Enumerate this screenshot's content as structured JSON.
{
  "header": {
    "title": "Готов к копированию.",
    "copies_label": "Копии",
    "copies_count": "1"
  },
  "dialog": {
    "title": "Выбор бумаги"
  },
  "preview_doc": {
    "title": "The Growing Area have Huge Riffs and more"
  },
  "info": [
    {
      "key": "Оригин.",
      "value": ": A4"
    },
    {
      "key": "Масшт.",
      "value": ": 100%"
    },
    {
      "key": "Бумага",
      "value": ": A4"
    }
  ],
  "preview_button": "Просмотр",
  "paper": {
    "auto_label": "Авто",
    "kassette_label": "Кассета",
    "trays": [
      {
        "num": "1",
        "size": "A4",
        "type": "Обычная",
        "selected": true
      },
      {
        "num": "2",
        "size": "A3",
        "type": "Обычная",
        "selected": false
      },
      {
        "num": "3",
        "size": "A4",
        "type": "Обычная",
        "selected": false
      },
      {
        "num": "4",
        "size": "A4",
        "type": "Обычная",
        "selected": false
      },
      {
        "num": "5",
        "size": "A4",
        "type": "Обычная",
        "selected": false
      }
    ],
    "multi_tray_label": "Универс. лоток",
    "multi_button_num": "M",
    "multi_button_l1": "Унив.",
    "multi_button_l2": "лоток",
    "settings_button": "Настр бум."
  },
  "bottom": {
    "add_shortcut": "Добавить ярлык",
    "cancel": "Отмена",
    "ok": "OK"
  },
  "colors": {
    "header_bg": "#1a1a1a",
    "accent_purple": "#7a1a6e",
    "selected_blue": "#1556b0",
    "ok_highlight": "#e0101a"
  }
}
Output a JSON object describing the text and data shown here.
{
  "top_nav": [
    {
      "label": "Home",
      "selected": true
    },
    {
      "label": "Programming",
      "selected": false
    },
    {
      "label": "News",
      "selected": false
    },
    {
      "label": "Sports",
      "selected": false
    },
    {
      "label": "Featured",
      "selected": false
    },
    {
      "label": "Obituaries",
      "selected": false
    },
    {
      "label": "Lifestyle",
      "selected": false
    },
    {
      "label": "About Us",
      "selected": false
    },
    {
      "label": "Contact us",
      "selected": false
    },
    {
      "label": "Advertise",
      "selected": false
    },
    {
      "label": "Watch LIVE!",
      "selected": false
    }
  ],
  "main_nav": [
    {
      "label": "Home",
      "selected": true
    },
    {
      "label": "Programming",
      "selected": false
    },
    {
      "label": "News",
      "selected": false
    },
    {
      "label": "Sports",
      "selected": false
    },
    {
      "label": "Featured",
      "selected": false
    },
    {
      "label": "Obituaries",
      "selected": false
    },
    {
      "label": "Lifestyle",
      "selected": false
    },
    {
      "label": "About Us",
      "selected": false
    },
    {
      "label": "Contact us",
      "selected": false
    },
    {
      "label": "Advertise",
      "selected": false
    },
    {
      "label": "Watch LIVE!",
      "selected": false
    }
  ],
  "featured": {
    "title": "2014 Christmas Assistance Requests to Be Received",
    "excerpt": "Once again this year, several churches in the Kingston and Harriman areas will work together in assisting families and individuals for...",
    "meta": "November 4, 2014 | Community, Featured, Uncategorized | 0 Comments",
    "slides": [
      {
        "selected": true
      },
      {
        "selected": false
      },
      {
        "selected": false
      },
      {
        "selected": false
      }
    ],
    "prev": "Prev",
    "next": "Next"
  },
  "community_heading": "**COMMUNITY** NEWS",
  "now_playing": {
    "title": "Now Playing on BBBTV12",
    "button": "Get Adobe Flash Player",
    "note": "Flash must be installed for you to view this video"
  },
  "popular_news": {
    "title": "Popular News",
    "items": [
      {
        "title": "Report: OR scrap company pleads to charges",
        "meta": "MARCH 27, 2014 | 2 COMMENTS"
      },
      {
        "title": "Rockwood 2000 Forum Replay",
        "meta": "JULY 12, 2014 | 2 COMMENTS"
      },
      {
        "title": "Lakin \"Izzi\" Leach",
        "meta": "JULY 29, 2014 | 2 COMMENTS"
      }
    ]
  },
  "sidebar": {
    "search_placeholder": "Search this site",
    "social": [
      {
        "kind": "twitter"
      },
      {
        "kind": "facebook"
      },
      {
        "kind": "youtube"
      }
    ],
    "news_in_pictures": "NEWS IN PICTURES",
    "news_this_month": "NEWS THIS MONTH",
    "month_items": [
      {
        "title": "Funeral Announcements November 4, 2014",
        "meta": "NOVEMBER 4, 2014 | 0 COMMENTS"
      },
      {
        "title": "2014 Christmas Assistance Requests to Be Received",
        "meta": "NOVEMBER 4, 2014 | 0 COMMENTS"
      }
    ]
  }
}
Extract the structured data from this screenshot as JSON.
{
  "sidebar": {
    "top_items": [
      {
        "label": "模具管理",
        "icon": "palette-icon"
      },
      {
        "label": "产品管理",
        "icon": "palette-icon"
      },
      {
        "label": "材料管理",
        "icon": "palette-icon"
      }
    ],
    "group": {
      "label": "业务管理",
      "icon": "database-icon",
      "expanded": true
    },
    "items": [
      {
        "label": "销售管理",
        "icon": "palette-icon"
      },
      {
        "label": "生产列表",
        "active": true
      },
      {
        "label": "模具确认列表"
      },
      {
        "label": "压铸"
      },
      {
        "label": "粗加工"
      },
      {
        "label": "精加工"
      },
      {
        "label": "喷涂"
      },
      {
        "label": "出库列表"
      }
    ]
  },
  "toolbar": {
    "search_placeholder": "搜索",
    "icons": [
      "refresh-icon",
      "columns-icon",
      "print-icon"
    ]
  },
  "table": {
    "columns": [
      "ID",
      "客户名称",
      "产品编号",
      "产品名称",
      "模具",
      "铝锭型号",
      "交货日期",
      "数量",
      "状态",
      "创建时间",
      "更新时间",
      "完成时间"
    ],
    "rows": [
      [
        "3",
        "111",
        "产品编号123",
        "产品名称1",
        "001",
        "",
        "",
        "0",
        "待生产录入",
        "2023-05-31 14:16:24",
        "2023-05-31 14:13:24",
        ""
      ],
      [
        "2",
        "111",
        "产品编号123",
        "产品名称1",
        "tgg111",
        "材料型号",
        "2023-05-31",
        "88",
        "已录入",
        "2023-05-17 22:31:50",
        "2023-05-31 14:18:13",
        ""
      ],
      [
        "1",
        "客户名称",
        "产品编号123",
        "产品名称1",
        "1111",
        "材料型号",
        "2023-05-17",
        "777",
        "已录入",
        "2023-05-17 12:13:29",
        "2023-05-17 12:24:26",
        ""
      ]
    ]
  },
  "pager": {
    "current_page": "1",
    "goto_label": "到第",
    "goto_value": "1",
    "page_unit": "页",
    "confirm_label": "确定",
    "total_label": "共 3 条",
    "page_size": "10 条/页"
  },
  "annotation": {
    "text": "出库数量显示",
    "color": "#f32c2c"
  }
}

WRITTEN REQUEST: Reproduce the data in its entirety, matching each character.

PROBLEM SOLUTION:
Enumerate this screenshot's content as structured JSON.
{
  "header": {
    "title": "Готов к копированию.",
    "copies_label": "Копии",
    "copies_count": "1"
  },
  "dialog": {
    "title": "Выбор бумаги"
  },
  "preview_doc": {
    "title": "The Growing Area have Huge Riffs and more"
  },
  "info": [
    {
      "key": "Оригин.",
      "value": ": A4"
    },
    {
      "key": "Масшт.",
      "value": ": 100%"
    },
    {
      "key": "Бумага",
      "value": ": A4"
    }
  ],
  "preview_button": "Просмотр",
  "paper": {
    "auto_label": "Авто",
    "kassette_label": "Кассета",
    "trays": [
      {
        "num": "1",
        "size": "A4",
        "type": "Обычная",
        "selected": true
      },
      {
        "num": "2",
        "size": "A3",
        "type": "Обычная",
        "selected": false
      },
      {
        "num": "3",
        "size": "A4",
        "type": "Обычная",
        "selected": false
      },
      {
        "num": "4",
        "size": "A4",
        "type": "Обычная",
        "selected": false
      },
      {
        "num": "5",
        "size": "A4",
        "type": "Обычная",
        "selected": false
      }
    ],
    "multi_tray_label": "Универс. лоток",
    "multi_button_num": "M",
    "multi_button_l1": "Унив.",
    "multi_button_l2": "лоток",
    "settings_button": "Настр бум."
  },
  "bottom": {
    "add_shortcut": "Добавить ярлык",
    "cancel": "Отмена",
    "ok": "OK"
  },
  "colors": {
    "header_bg": "#1a1a1a",
    "accent_purple": "#7a1a6e",
    "selected_blue": "#1556b0",
    "ok_highlight": "#e0101a"
  }
}
Output a JSON object describing the text and data shown here.
{
  "top_nav": [
    {
      "label": "Home",
      "selected": true
    },
    {
      "label": "Programming",
      "selected": false
    },
    {
      "label": "News",
      "selected": false
    },
    {
      "label": "Sports",
      "selected": false
    },
    {
      "label": "Featured",
      "selected": false
    },
    {
      "label": "Obituaries",
      "selected": false
    },
    {
      "label": "Lifestyle",
      "selected": false
    },
    {
      "label": "About Us",
      "selected": false
    },
    {
      "label": "Contact us",
      "selected": false
    },
    {
      "label": "Advertise",
      "selected": false
    },
    {
      "label": "Watch LIVE!",
      "selected": false
    }
  ],
  "main_nav": [
    {
      "label": "Home",
      "selected": true
    },
    {
      "label": "Programming",
      "selected": false
    },
    {
      "label": "News",
      "selected": false
    },
    {
      "label": "Sports",
      "selected": false
    },
    {
      "label": "Featured",
      "selected": false
    },
    {
      "label": "Obituaries",
      "selected": false
    },
    {
      "label": "Lifestyle",
      "selected": false
    },
    {
      "label": "About Us",
      "selected": false
    },
    {
      "label": "Contact us",
      "selected": false
    },
    {
      "label": "Advertise",
      "selected": false
    },
    {
      "label": "Watch LIVE!",
      "selected": false
    }
  ],
  "featured": {
    "title": "2014 Christmas Assistance Requests to Be Received",
    "excerpt": "Once again this year, several churches in the Kingston and Harriman areas will work together in assisting families and individuals for...",
    "meta": "November 4, 2014 | Community, Featured, Uncategorized | 0 Comments",
    "slides": [
      {
        "selected": true
      },
      {
        "selected": false
      },
      {
        "selected": false
      },
      {
        "selected": false
      }
    ],
    "prev": "Prev",
    "next": "Next"
  },
  "community_heading": "**COMMUNITY** NEWS",
  "now_playing": {
    "title": "Now Playing on BBBTV12",
    "button": "Get Adobe Flash Player",
    "note": "Flash must be installed for you to view this video"
  },
  "popular_news": {
    "title": "Popular News",
    "items": [
      {
        "title": "Report: OR scrap company pleads to charges",
        "meta": "MARCH 27, 2014 | 2 COMMENTS"
      },
      {
        "title": "Rockwood 2000 Forum Replay",
        "meta": "JULY 12, 2014 | 2 COMMENTS"
      },
      {
        "title": "Lakin \"Izzi\" Leach",
        "meta": "JULY 29, 2014 | 2 COMMENTS"
      }
    ]
  },
  "sidebar": {
    "search_placeholder": "Search this site",
    "social": [
      {
        "kind": "twitter"
      },
      {
        "kind": "facebook"
      },
      {
        "kind": "youtube"
      }
    ],
    "news_in_pictures": "NEWS IN PICTURES",
    "news_this_month": "NEWS THIS MONTH",
    "month_items": [
      {
        "title": "Funeral Announcements November 4, 2014",
        "meta": "NOVEMBER 4, 2014 | 0 COMMENTS"
      },
      {
        "title": "2014 Christmas Assistance Requests to Be Received",
        "meta": "NOVEMBER 4, 2014 | 0 COMMENTS"
      }
    ]
  }
}
Extract the structured data from this screenshot as JSON.
{
  "sidebar": {
    "top_items": [
      {
        "label": "模具管理",
        "icon": "palette-icon"
      },
      {
        "label": "产品管理",
        "icon": "palette-icon"
      },
      {
        "label": "材料管理",
        "icon": "palette-icon"
      }
    ],
    "group": {
      "label": "业务管理",
      "icon": "database-icon",
      "expanded": true
    },
    "items": [
      {
        "label": "销售管理",
        "icon": "palette-icon"
      },
      {
        "label": "生产列表",
        "active": true
      },
      {
        "label": "模具确认列表"
      },
      {
        "label": "压铸"
      },
      {
        "label": "粗加工"
      },
      {
        "label": "精加工"
      },
      {
        "label": "喷涂"
      },
      {
        "label": "出库列表"
      }
    ]
  },
  "toolbar": {
    "search_placeholder": "搜索",
    "icons": [
      "refresh-icon",
      "columns-icon",
      "print-icon"
    ]
  },
  "table": {
    "columns": [
      "ID",
      "客户名称",
      "产品编号",
      "产品名称",
      "模具",
      "铝锭型号",
      "交货日期",
      "数量",
      "状态",
      "创建时间",
      "更新时间",
      "完成时间"
    ],
    "rows": [
      [
        "3",
        "111",
        "产品编号123",
        "产品名称1",
        "001",
        "",
        "",
        "0",
        "待生产录入",
        "2023-05-31 14:16:24",
        "2023-05-31 14:13:24",
        ""
      ],
      [
        "2",
        "111",
        "产品编号123",
        "产品名称1",
        "tgg111",
        "材料型号",
        "2023-05-31",
        "88",
        "已录入",
        "2023-05-17 22:31:50",
        "2023-05-31 14:18:13",
        ""
      ],
      [
        "1",
        "客户名称",
        "产品编号123",
        "产品名称1",
        "1111",
        "材料型号",
        "2023-05-17",
        "777",
        "已录入",
        "2023-05-17 12:13:29",
        "2023-05-17 12:24:26",
        ""
      ]
    ]
  },
  "pager": {
    "current_page": "1",
    "goto_label": "到第",
    "goto_value": "1",
    "page_unit": "页",
    "confirm_label": "确定",
    "total_label": "共 3 条",
    "page_size": "10 条/页"
  },
  "annotation": {
    "text": "出库数量显示",
    "color": "#f32c2c"
  }
}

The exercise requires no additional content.